***** Data in this exercise *****
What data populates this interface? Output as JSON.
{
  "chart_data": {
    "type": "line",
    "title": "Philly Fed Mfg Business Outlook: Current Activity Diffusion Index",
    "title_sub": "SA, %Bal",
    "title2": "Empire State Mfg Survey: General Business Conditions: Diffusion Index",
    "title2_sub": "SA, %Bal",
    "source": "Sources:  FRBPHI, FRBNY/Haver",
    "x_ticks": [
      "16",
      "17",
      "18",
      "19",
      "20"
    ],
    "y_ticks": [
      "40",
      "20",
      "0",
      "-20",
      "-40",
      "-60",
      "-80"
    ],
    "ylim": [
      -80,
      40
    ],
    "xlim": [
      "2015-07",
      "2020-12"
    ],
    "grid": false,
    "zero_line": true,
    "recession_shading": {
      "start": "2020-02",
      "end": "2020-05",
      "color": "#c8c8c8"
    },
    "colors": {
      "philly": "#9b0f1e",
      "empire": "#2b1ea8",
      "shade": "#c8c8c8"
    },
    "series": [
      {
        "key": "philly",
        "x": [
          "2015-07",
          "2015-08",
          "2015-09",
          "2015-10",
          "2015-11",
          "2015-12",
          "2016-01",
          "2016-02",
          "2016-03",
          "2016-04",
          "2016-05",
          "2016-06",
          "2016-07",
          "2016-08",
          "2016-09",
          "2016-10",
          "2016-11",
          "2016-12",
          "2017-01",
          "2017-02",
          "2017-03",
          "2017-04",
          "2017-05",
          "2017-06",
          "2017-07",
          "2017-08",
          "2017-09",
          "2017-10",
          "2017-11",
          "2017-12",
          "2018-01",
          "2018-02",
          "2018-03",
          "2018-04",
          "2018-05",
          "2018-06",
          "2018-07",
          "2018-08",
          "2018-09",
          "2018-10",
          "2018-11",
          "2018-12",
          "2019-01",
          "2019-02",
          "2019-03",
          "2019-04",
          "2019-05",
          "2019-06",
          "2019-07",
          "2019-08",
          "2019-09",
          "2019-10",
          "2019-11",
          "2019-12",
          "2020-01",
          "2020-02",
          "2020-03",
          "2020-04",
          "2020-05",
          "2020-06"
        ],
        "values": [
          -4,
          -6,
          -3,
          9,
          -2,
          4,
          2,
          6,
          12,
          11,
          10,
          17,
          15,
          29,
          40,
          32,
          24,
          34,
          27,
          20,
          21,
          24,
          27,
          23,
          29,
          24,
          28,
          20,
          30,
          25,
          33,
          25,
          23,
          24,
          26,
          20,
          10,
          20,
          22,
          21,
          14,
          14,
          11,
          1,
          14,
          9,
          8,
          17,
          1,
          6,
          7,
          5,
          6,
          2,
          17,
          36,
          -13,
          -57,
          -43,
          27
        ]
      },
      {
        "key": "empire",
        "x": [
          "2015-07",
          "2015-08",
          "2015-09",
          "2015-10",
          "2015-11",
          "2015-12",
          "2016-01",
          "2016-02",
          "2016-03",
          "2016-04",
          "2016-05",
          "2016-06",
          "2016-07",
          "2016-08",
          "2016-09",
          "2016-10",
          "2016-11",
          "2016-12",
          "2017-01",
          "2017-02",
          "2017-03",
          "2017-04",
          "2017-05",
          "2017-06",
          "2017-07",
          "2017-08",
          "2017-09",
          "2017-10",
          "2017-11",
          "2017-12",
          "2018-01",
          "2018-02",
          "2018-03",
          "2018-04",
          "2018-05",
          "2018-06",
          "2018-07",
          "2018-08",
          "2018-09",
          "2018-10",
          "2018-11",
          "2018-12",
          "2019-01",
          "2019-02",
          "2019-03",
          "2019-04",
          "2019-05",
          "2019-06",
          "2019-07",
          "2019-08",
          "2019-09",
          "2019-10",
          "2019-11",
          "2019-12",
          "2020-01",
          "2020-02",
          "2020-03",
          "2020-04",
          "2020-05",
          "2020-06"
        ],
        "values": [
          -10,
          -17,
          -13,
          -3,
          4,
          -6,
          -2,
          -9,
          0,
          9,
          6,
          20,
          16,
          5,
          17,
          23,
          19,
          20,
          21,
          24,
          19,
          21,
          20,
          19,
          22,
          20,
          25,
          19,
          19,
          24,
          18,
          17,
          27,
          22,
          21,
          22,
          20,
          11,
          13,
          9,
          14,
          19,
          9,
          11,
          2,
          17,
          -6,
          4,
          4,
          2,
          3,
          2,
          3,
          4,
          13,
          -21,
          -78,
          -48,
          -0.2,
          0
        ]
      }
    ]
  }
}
*****
◆ Work required
Say how many lines in the records above hold "Diffusion", and give no other text.

◆ Output of the task
2